• [Job]: Leave out the pictures and repeat the data exactly.

• [Data records]:
•••

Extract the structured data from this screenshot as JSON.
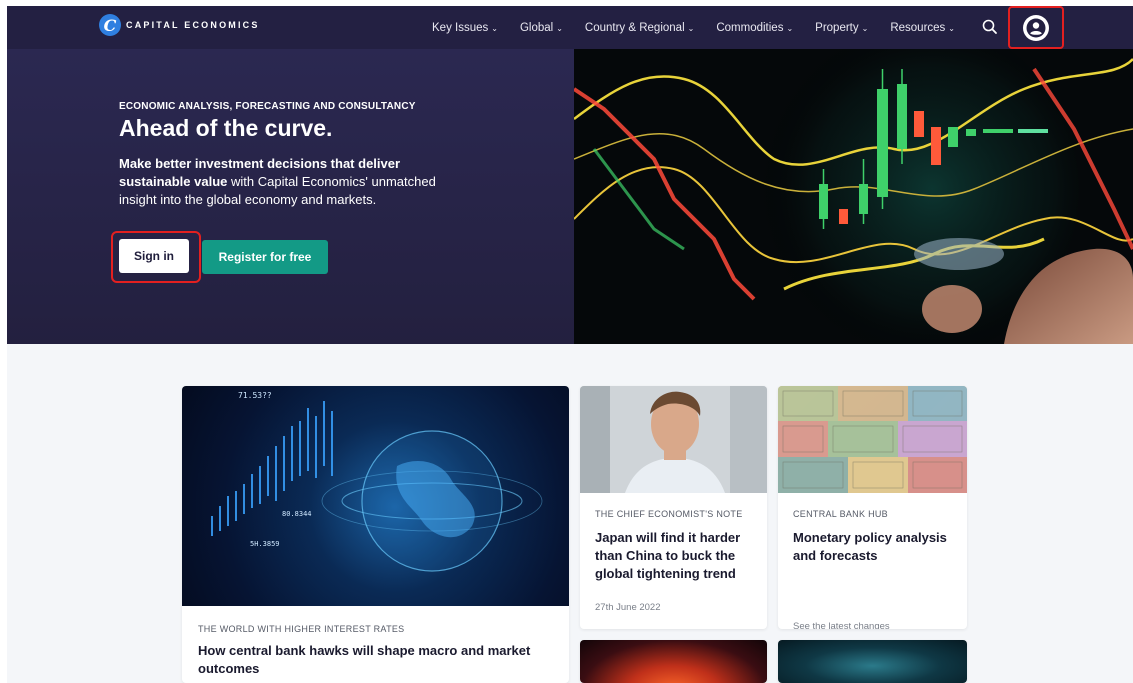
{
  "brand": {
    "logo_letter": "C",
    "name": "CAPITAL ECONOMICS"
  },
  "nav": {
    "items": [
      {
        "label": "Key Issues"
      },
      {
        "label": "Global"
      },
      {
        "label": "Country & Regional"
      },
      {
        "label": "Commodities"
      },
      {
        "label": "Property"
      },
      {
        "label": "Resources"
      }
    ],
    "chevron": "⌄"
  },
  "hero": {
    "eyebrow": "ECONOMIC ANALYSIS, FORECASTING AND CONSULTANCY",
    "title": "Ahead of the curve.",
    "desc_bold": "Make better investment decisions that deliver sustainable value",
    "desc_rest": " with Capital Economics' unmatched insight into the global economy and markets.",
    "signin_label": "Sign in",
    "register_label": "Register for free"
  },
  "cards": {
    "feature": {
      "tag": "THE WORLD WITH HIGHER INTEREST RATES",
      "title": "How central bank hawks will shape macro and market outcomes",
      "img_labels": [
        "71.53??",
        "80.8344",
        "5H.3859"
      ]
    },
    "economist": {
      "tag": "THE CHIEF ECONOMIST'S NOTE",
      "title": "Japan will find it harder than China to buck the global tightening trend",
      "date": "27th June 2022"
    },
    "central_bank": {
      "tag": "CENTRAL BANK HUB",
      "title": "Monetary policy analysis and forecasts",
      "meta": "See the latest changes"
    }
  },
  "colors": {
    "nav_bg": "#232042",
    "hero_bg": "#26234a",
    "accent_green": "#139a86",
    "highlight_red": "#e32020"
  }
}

•••

• [Final result]:
Extract the structured data from this screenshot as JSON.
{
  "brand": {
    "logo_letter": "C",
    "name": "CAPITAL ECONOMICS"
  },
  "nav": {
    "items": [
      {
        "label": "Key Issues"
      },
      {
        "label": "Global"
      },
      {
        "label": "Country & Regional"
      },
      {
        "label": "Commodities"
      },
      {
        "label": "Property"
      },
      {
        "label": "Resources"
      }
    ],
    "chevron": "⌄"
  },
  "hero": {
    "eyebrow": "ECONOMIC ANALYSIS, FORECASTING AND CONSULTANCY",
    "title": "Ahead of the curve.",
    "desc_bold": "Make better investment decisions that deliver sustainable value",
    "desc_rest": " with Capital Economics' unmatched insight into the global economy and markets.",
    "signin_label": "Sign in",
    "register_label": "Register for free"
  },
  "cards": {
    "feature": {
      "tag": "THE WORLD WITH HIGHER INTEREST RATES",
      "title": "How central bank hawks will shape macro and market outcomes",
      "img_labels": [
        "71.53??",
        "80.8344",
        "5H.3859"
      ]
    },
    "economist": {
      "tag": "THE CHIEF ECONOMIST'S NOTE",
      "title": "Japan will find it harder than China to buck the global tightening trend",
      "date": "27th June 2022"
    },
    "central_bank": {
      "tag": "CENTRAL BANK HUB",
      "title": "Monetary policy analysis and forecasts",
      "meta": "See the latest changes"
    }
  },
  "colors": {
    "nav_bg": "#232042",
    "hero_bg": "#26234a",
    "accent_green": "#139a86",
    "highlight_red": "#e32020"
  }
}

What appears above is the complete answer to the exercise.